EXERCISE – Go through the records below line by line. Count the lines with "supporting" and give the count alone.
——
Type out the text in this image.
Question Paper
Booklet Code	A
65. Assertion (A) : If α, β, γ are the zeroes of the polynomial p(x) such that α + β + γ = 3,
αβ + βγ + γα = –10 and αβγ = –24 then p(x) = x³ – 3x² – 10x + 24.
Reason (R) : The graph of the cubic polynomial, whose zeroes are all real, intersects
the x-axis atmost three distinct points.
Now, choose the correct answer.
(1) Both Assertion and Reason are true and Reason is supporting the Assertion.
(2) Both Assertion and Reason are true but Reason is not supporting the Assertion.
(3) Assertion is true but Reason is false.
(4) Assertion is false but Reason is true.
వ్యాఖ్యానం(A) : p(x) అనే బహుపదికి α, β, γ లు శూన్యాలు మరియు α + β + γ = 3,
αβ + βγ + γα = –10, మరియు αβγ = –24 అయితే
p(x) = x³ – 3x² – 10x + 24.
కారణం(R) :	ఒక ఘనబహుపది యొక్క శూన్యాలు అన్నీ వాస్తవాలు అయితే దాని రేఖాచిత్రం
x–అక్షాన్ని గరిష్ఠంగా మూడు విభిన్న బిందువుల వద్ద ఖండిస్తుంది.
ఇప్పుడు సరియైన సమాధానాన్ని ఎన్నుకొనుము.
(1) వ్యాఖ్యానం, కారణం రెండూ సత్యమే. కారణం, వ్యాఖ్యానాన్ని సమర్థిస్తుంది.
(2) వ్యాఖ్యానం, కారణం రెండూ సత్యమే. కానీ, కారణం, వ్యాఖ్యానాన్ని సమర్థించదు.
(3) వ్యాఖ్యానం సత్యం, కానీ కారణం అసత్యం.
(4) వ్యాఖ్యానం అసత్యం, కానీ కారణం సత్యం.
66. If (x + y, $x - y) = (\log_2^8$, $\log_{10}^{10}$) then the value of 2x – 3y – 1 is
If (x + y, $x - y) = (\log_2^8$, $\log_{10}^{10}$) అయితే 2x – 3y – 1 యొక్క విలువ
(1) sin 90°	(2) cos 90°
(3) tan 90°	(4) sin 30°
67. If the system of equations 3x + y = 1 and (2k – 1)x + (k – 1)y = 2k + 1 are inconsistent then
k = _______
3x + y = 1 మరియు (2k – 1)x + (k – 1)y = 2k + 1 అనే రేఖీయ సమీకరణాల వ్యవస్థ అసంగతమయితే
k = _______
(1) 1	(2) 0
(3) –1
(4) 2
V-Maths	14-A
——
THE RESULT – 2